[Dataset records]
○ ○ ○ ○

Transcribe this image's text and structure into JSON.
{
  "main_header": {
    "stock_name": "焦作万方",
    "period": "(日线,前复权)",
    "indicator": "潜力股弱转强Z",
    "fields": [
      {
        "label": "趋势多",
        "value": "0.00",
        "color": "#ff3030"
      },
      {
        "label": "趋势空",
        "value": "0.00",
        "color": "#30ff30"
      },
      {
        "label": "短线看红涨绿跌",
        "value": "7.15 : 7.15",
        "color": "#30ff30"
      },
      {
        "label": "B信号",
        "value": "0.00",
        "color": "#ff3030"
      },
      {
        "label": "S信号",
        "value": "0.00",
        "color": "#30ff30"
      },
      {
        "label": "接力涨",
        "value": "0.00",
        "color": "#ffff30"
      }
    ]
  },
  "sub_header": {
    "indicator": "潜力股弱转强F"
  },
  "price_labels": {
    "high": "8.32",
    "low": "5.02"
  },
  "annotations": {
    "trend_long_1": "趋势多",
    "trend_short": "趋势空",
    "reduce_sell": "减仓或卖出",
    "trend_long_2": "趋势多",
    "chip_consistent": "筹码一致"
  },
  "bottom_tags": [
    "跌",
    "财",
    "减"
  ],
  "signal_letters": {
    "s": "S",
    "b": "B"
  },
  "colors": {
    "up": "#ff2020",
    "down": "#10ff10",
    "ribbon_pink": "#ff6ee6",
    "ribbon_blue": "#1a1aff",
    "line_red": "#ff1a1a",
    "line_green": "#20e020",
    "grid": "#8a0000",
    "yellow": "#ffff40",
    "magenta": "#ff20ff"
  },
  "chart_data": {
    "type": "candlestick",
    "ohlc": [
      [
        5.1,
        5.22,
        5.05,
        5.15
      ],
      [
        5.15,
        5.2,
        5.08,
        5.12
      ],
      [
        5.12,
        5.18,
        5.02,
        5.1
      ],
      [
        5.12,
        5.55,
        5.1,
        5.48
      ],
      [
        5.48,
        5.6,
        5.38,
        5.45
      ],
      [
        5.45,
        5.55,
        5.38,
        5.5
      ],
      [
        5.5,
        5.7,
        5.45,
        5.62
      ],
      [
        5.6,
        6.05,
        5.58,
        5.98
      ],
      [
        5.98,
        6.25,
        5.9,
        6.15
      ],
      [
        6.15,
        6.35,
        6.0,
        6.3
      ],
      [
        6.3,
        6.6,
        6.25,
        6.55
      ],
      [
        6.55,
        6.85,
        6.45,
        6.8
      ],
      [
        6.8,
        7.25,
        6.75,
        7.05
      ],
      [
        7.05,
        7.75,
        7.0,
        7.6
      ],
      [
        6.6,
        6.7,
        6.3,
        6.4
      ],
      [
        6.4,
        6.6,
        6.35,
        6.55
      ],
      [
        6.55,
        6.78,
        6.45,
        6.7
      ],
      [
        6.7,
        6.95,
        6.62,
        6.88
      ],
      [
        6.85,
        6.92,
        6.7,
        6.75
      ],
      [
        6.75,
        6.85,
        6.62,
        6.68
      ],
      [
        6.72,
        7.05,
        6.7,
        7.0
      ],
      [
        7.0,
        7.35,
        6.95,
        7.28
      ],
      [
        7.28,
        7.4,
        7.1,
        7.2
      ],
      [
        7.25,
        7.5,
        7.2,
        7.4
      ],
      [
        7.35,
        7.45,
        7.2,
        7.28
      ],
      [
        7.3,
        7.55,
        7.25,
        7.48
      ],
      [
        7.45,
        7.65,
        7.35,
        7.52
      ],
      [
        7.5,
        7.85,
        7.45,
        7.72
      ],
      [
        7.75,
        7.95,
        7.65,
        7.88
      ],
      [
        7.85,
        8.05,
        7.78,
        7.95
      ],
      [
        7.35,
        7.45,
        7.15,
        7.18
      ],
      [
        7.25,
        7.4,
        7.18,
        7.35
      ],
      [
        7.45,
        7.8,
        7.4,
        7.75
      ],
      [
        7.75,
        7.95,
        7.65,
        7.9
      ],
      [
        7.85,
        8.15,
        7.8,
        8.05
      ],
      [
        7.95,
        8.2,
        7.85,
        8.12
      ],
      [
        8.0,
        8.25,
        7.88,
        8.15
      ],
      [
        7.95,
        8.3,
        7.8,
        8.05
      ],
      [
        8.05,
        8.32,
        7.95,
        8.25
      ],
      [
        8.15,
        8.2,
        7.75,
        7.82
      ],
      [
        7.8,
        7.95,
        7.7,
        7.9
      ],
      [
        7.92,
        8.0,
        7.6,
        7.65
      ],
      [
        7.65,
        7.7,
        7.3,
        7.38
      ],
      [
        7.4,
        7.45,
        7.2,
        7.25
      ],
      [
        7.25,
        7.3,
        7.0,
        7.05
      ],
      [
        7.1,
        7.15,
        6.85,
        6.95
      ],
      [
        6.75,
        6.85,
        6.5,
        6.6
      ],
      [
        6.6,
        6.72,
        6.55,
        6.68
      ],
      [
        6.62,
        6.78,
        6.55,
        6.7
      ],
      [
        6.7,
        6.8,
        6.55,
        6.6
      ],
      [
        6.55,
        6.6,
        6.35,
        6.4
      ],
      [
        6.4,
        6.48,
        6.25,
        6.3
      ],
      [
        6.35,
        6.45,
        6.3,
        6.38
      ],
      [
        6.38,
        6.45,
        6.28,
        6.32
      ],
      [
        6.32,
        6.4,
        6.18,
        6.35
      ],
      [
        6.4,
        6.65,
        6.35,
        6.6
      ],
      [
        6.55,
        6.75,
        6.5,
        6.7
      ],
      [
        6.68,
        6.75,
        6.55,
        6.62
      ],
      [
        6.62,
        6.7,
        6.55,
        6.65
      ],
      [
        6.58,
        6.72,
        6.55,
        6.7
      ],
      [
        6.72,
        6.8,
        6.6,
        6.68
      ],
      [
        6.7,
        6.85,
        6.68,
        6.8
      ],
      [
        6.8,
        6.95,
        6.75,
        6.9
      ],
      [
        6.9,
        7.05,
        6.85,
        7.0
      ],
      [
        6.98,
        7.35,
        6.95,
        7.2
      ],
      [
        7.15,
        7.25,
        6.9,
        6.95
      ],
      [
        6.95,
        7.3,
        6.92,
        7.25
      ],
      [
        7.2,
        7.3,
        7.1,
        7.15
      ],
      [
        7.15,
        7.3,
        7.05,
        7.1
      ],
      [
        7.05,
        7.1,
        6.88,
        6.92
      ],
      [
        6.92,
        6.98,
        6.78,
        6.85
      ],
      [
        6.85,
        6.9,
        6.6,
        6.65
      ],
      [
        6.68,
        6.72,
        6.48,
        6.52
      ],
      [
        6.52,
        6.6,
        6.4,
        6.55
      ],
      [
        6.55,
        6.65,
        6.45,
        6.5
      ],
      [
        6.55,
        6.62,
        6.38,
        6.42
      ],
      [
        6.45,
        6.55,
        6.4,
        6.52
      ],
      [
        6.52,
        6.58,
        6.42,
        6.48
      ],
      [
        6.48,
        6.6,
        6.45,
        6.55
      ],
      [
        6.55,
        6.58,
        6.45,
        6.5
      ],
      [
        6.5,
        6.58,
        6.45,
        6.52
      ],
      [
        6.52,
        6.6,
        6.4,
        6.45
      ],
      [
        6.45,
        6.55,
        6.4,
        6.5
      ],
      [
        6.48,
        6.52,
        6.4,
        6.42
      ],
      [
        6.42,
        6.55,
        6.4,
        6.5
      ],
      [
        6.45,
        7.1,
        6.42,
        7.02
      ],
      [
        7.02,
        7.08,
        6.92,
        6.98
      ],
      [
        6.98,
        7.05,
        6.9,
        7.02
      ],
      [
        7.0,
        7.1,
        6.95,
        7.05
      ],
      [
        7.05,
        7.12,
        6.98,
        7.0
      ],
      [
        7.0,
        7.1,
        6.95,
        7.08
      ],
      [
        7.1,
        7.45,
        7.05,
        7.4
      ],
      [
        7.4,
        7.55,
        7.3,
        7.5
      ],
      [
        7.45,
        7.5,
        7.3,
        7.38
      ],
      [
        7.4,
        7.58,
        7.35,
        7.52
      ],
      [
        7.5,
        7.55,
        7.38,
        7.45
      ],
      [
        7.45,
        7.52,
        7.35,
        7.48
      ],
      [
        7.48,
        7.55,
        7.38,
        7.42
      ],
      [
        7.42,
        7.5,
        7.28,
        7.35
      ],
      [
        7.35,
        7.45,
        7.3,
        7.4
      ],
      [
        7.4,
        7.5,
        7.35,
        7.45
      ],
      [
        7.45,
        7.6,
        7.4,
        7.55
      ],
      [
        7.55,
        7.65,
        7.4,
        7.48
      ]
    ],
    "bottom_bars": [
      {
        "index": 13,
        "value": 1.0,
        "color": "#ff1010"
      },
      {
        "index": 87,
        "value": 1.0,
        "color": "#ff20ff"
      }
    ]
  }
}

○ ○ ○ ○

## Exercise aim:
In the listing, find every line containing the word "indicator" and list it.

## Finished answer:
    "indicator": "潜力股弱转强Z",
    "indicator": "潜力股弱转强F"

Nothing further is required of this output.